[EXERCISE DETAILS]: In the records, find each line where "Progression" occurs, and copy it.

[Source data]

=== Section Start ===

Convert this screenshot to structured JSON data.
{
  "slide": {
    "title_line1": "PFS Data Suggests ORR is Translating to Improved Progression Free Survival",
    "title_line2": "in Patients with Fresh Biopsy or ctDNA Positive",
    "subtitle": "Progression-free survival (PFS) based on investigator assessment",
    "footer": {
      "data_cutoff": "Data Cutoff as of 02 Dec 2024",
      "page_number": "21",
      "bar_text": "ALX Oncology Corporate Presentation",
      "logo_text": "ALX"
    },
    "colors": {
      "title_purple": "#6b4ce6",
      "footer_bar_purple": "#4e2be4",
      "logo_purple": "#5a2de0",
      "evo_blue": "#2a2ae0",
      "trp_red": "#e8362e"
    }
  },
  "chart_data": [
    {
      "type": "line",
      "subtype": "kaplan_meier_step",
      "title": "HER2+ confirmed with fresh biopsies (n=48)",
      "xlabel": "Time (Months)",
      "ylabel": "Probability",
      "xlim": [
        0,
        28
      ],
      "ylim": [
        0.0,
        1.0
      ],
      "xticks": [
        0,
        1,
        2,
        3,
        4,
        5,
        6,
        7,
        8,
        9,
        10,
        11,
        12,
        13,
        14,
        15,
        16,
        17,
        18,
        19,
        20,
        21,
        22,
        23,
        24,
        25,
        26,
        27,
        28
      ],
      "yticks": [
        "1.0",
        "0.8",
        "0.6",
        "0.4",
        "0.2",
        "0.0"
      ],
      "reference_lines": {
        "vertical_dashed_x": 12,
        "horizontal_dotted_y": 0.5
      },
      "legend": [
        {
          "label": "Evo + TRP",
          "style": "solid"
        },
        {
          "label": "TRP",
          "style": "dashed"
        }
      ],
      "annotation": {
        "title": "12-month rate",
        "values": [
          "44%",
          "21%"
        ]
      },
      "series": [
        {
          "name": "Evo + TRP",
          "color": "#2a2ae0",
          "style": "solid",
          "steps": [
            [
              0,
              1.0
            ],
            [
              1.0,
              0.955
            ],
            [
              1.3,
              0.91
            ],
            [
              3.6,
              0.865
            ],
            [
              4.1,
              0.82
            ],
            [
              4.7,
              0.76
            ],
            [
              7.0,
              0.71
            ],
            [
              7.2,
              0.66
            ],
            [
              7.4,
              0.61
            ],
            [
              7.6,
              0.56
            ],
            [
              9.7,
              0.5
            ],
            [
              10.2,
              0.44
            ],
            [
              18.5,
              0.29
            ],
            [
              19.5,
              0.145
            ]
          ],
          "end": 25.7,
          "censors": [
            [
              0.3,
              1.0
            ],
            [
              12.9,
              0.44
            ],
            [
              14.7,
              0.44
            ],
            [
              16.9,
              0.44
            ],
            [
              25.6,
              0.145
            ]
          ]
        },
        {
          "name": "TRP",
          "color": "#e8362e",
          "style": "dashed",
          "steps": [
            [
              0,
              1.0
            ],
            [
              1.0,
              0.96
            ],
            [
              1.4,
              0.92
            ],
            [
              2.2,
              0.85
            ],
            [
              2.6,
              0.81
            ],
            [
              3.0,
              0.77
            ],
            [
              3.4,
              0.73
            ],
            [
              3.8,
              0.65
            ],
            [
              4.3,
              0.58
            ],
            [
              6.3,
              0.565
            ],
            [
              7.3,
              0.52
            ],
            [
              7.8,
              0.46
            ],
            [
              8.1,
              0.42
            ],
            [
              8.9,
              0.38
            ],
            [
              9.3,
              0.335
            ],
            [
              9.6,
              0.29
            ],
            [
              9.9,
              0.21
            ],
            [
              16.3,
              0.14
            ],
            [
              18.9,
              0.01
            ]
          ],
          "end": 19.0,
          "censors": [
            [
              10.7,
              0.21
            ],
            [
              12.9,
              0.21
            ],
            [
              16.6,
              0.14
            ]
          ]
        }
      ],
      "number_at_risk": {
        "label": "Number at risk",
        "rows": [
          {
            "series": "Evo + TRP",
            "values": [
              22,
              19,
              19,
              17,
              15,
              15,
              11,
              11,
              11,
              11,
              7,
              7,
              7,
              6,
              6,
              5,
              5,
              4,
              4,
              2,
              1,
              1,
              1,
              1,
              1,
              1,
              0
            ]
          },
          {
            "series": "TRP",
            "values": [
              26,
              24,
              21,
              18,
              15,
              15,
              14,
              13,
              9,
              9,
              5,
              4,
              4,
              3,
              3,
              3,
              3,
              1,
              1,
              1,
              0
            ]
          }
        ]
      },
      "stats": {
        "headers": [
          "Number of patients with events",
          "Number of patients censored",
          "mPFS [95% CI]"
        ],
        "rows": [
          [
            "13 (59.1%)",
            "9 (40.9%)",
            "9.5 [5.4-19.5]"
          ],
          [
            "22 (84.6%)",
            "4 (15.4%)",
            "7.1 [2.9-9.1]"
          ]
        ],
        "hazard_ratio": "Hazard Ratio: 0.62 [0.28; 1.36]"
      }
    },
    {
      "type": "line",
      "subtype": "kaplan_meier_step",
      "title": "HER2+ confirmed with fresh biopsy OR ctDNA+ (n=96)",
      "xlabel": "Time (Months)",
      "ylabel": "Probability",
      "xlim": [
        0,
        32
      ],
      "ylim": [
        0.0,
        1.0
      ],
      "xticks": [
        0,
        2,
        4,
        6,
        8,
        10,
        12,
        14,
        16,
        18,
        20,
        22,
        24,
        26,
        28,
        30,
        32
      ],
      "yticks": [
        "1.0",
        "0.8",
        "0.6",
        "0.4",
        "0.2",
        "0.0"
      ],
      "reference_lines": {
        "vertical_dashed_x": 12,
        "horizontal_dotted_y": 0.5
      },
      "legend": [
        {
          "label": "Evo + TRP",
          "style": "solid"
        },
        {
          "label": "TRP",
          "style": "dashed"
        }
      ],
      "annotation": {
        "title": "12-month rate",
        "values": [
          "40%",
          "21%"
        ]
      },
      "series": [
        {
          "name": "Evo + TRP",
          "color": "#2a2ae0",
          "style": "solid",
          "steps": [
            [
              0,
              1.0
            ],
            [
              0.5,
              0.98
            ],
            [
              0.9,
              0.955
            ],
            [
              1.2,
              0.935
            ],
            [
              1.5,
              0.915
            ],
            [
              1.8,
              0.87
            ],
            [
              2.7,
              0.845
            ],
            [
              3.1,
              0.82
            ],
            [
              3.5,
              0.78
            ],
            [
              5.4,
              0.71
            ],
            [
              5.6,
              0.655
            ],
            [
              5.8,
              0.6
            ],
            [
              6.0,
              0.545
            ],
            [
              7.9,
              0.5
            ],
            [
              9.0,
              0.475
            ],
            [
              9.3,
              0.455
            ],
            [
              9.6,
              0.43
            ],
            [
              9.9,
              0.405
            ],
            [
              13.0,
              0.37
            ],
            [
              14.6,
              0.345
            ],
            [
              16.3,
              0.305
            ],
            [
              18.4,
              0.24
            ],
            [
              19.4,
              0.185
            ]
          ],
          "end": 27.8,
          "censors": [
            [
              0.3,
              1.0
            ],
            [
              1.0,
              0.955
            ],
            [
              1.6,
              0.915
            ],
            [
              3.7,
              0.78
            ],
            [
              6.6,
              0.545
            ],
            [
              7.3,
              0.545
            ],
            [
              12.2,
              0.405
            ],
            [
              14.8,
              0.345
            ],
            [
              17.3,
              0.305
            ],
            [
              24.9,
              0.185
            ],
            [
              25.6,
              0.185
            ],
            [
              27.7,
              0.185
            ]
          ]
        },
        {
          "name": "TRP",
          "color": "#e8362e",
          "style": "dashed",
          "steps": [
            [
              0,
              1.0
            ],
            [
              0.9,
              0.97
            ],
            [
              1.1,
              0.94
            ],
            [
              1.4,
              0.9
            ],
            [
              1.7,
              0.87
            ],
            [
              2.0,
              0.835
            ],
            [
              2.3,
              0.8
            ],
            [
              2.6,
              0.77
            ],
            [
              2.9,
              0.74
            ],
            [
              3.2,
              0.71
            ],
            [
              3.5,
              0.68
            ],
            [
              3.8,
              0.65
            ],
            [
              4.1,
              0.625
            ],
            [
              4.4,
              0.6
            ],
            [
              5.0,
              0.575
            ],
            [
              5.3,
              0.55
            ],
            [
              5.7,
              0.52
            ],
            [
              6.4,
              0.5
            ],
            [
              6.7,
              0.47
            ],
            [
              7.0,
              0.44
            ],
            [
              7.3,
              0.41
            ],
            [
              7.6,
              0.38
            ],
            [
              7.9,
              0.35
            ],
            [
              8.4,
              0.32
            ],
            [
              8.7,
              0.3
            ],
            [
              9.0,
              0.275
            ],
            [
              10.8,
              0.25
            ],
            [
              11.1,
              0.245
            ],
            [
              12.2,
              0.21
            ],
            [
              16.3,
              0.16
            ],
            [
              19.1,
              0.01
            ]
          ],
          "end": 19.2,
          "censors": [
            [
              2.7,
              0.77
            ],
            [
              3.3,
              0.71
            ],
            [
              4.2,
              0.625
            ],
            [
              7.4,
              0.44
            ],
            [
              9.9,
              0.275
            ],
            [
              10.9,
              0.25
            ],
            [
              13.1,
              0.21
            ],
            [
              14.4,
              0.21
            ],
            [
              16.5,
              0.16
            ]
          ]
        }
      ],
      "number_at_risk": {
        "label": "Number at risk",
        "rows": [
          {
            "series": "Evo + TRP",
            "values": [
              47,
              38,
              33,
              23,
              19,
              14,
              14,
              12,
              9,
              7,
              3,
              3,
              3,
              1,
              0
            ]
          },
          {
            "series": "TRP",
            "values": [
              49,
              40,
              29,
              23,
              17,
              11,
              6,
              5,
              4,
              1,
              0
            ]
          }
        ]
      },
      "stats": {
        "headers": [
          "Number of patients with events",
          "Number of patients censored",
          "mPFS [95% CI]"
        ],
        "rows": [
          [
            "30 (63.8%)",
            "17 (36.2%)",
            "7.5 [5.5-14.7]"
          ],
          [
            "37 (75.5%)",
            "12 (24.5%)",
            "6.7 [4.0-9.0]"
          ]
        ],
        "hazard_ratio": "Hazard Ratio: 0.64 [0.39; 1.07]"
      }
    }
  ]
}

=== Section End ===

[RESPONSE]:
    "title_line1": "PFS Data Suggests ORR is Translating to Improved Progression Free Survival",
    "subtitle": "Progression-free survival (PFS) based on investigator assessment",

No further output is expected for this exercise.